● **Task instructions**: Reproduce each line of the material precisely.
------------------------
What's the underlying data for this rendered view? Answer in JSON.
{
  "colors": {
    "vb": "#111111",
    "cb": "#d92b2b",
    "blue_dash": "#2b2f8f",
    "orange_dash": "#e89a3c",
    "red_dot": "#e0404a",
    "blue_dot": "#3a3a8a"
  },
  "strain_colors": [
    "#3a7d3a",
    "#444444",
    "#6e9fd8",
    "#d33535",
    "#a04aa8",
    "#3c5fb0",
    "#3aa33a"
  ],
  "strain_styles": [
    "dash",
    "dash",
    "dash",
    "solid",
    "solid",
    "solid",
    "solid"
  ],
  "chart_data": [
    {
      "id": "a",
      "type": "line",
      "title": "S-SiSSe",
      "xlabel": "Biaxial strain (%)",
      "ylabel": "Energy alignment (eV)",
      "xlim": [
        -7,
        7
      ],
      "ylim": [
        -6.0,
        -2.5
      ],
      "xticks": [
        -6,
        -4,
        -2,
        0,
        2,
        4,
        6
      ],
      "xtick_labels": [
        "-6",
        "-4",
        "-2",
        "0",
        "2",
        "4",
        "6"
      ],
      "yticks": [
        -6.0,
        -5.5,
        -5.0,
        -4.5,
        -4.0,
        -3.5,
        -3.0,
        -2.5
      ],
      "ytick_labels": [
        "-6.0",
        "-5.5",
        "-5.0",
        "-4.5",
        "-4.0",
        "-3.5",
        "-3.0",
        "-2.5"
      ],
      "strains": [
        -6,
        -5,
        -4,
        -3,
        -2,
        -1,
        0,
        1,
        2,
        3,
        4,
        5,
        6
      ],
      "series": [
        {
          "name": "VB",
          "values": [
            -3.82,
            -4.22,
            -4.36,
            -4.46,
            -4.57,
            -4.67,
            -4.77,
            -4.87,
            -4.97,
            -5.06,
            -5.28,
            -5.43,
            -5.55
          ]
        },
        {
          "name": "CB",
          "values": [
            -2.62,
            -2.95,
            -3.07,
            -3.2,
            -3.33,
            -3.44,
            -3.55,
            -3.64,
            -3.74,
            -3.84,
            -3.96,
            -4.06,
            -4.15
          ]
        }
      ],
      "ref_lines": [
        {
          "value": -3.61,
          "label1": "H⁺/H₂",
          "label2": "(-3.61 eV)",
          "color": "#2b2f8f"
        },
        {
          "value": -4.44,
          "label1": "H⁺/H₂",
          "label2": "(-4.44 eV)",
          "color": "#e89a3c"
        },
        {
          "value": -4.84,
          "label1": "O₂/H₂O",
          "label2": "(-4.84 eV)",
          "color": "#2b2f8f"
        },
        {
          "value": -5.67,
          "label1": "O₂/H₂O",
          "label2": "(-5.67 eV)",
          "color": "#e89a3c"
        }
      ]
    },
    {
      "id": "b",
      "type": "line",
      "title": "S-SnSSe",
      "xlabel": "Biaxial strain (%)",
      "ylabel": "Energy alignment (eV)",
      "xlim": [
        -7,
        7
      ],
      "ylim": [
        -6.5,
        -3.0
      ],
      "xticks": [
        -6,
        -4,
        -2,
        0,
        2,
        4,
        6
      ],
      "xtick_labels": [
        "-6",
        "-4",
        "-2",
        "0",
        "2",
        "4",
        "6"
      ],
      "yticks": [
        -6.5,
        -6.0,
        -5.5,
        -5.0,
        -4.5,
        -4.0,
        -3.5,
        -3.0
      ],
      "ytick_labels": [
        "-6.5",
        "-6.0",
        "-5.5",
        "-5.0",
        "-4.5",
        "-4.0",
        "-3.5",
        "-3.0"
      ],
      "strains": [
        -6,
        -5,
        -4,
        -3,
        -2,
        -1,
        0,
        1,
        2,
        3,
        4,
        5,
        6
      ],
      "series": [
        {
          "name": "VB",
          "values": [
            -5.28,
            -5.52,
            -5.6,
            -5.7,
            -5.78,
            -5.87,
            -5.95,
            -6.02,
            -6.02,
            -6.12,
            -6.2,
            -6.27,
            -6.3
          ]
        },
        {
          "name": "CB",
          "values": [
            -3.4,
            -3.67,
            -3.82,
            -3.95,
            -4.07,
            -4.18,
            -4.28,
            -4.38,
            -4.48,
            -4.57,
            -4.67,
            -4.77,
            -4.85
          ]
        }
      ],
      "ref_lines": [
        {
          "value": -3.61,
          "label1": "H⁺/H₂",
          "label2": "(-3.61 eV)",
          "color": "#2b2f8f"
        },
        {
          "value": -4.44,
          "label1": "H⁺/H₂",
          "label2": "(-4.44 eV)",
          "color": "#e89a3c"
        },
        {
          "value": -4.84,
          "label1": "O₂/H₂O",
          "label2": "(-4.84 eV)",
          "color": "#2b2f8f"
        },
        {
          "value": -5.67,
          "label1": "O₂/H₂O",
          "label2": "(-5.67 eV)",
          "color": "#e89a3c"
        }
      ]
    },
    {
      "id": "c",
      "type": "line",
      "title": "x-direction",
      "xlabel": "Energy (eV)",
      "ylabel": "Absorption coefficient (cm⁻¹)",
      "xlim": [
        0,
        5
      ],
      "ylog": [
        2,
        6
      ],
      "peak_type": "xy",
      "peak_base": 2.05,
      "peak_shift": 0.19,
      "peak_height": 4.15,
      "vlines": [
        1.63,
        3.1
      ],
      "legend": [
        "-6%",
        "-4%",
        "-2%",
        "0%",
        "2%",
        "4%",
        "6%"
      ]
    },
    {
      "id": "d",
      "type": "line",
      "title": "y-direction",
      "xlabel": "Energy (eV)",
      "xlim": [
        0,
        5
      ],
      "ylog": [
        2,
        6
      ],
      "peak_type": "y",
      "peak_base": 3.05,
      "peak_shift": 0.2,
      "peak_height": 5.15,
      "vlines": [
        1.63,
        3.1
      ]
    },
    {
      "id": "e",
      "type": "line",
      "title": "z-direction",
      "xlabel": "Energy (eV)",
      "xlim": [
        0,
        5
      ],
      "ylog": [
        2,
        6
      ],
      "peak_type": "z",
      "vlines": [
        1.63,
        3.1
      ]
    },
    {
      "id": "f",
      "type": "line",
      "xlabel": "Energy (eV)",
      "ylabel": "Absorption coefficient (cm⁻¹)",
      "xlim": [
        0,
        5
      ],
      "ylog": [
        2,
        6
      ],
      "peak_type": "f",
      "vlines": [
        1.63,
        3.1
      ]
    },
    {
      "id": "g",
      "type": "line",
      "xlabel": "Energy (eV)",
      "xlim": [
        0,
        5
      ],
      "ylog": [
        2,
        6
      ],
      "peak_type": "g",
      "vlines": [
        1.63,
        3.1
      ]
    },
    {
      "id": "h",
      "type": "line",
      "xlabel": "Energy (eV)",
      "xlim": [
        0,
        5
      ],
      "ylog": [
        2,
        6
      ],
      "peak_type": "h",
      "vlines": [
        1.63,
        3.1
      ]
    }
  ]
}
------------------------
● **Solution for this task**:
What's the underlying data for this rendered view? Answer in JSON.
{
  "colors": {
    "vb": "#111111",
    "cb": "#d92b2b",
    "blue_dash": "#2b2f8f",
    "orange_dash": "#e89a3c",
    "red_dot": "#e0404a",
    "blue_dot": "#3a3a8a"
  },
  "strain_colors": [
    "#3a7d3a",
    "#444444",
    "#6e9fd8",
    "#d33535",
    "#a04aa8",
    "#3c5fb0",
    "#3aa33a"
  ],
  "strain_styles": [
    "dash",
    "dash",
    "dash",
    "solid",
    "solid",
    "solid",
    "solid"
  ],
  "chart_data": [
    {
      "id": "a",
      "type": "line",
      "title": "S-SiSSe",
      "xlabel": "Biaxial strain (%)",
      "ylabel": "Energy alignment (eV)",
      "xlim": [
        -7,
        7
      ],
      "ylim": [
        -6.0,
        -2.5
      ],
      "xticks": [
        -6,
        -4,
        -2,
        0,
        2,
        4,
        6
      ],
      "xtick_labels": [
        "-6",
        "-4",
        "-2",
        "0",
        "2",
        "4",
        "6"
      ],
      "yticks": [
        -6.0,
        -5.5,
        -5.0,
        -4.5,
        -4.0,
        -3.5,
        -3.0,
        -2.5
      ],
      "ytick_labels": [
        "-6.0",
        "-5.5",
        "-5.0",
        "-4.5",
        "-4.0",
        "-3.5",
        "-3.0",
        "-2.5"
      ],
      "strains": [
        -6,
        -5,
        -4,
        -3,
        -2,
        -1,
        0,
        1,
        2,
        3,
        4,
        5,
        6
      ],
      "series": [
        {
          "name": "VB",
          "values": [
            -3.82,
            -4.22,
            -4.36,
            -4.46,
            -4.57,
            -4.67,
            -4.77,
            -4.87,
            -4.97,
            -5.06,
            -5.28,
            -5.43,
            -5.55
          ]
        },
        {
          "name": "CB",
          "values": [
            -2.62,
            -2.95,
            -3.07,
            -3.2,
            -3.33,
            -3.44,
            -3.55,
            -3.64,
            -3.74,
            -3.84,
            -3.96,
            -4.06,
            -4.15
          ]
        }
      ],
      "ref_lines": [
        {
          "value": -3.61,
          "label1": "H⁺/H₂",
          "label2": "(-3.61 eV)",
          "color": "#2b2f8f"
        },
        {
          "value": -4.44,
          "label1": "H⁺/H₂",
          "label2": "(-4.44 eV)",
          "color": "#e89a3c"
        },
        {
          "value": -4.84,
          "label1": "O₂/H₂O",
          "label2": "(-4.84 eV)",
          "color": "#2b2f8f"
        },
        {
          "value": -5.67,
          "label1": "O₂/H₂O",
          "label2": "(-5.67 eV)",
          "color": "#e89a3c"
        }
      ]
    },
    {
      "id": "b",
      "type": "line",
      "title": "S-SnSSe",
      "xlabel": "Biaxial strain (%)",
      "ylabel": "Energy alignment (eV)",
      "xlim": [
        -7,
        7
      ],
      "ylim": [
        -6.5,
        -3.0
      ],
      "xticks": [
        -6,
        -4,
        -2,
        0,
        2,
        4,
        6
      ],
      "xtick_labels": [
        "-6",
        "-4",
        "-2",
        "0",
        "2",
        "4",
        "6"
      ],
      "yticks": [
        -6.5,
        -6.0,
        -5.5,
        -5.0,
        -4.5,
        -4.0,
        -3.5,
        -3.0
      ],
      "ytick_labels": [
        "-6.5",
        "-6.0",
        "-5.5",
        "-5.0",
        "-4.5",
        "-4.0",
        "-3.5",
        "-3.0"
      ],
      "strains": [
        -6,
        -5,
        -4,
        -3,
        -2,
        -1,
        0,
        1,
        2,
        3,
        4,
        5,
        6
      ],
      "series": [
        {
          "name": "VB",
          "values": [
            -5.28,
            -5.52,
            -5.6,
            -5.7,
            -5.78,
            -5.87,
            -5.95,
            -6.02,
            -6.02,
            -6.12,
            -6.2,
            -6.27,
            -6.3
          ]
        },
        {
          "name": "CB",
          "values": [
            -3.4,
            -3.67,
            -3.82,
            -3.95,
            -4.07,
            -4.18,
            -4.28,
            -4.38,
            -4.48,
            -4.57,
            -4.67,
            -4.77,
            -4.85
          ]
        }
      ],
      "ref_lines": [
        {
          "value": -3.61,
          "label1": "H⁺/H₂",
          "label2": "(-3.61 eV)",
          "color": "#2b2f8f"
        },
        {
          "value": -4.44,
          "label1": "H⁺/H₂",
          "label2": "(-4.44 eV)",
          "color": "#e89a3c"
        },
        {
          "value": -4.84,
          "label1": "O₂/H₂O",
          "label2": "(-4.84 eV)",
          "color": "#2b2f8f"
        },
        {
          "value": -5.67,
          "label1": "O₂/H₂O",
          "label2": "(-5.67 eV)",
          "color": "#e89a3c"
        }
      ]
    },
    {
      "id": "c",
      "type": "line",
      "title": "x-direction",
      "xlabel": "Energy (eV)",
      "ylabel": "Absorption coefficient (cm⁻¹)",
      "xlim": [
        0,
        5
      ],
      "ylog": [
        2,
        6
      ],
      "peak_type": "xy",
      "peak_base": 2.05,
      "peak_shift": 0.19,
      "peak_height": 4.15,
      "vlines": [
        1.63,
        3.1
      ],
      "legend": [
        "-6%",
        "-4%",
        "-2%",
        "0%",
        "2%",
        "4%",
        "6%"
      ]
    },
    {
      "id": "d",
      "type": "line",
      "title": "y-direction",
      "xlabel": "Energy (eV)",
      "xlim": [
        0,
        5
      ],
      "ylog": [
        2,
        6
      ],
      "peak_type": "y",
      "peak_base": 3.05,
      "peak_shift": 0.2,
      "peak_height": 5.15,
      "vlines": [
        1.63,
        3.1
      ]
    },
    {
      "id": "e",
      "type": "line",
      "title": "z-direction",
      "xlabel": "Energy (eV)",
      "xlim": [
        0,
        5
      ],
      "ylog": [
        2,
        6
      ],
      "peak_type": "z",
      "vlines": [
        1.63,
        3.1
      ]
    },
    {
      "id": "f",
      "type": "line",
      "xlabel": "Energy (eV)",
      "ylabel": "Absorption coefficient (cm⁻¹)",
      "xlim": [
        0,
        5
      ],
      "ylog": [
        2,
        6
      ],
      "peak_type": "f",
      "vlines": [
        1.63,
        3.1
      ]
    },
    {
      "id": "g",
      "type": "line",
      "xlabel": "Energy (eV)",
      "xlim": [
        0,
        5
      ],
      "ylog": [
        2,
        6
      ],
      "peak_type": "g",
      "vlines": [
        1.63,
        3.1
      ]
    },
    {
      "id": "h",
      "type": "line",
      "xlabel": "Energy (eV)",
      "xlim": [
        0,
        5
      ],
      "ylog": [
        2,
        6
      ],
      "peak_type": "h",
      "vlines": [
        1.63,
        3.1
      ]
    }
  ]
}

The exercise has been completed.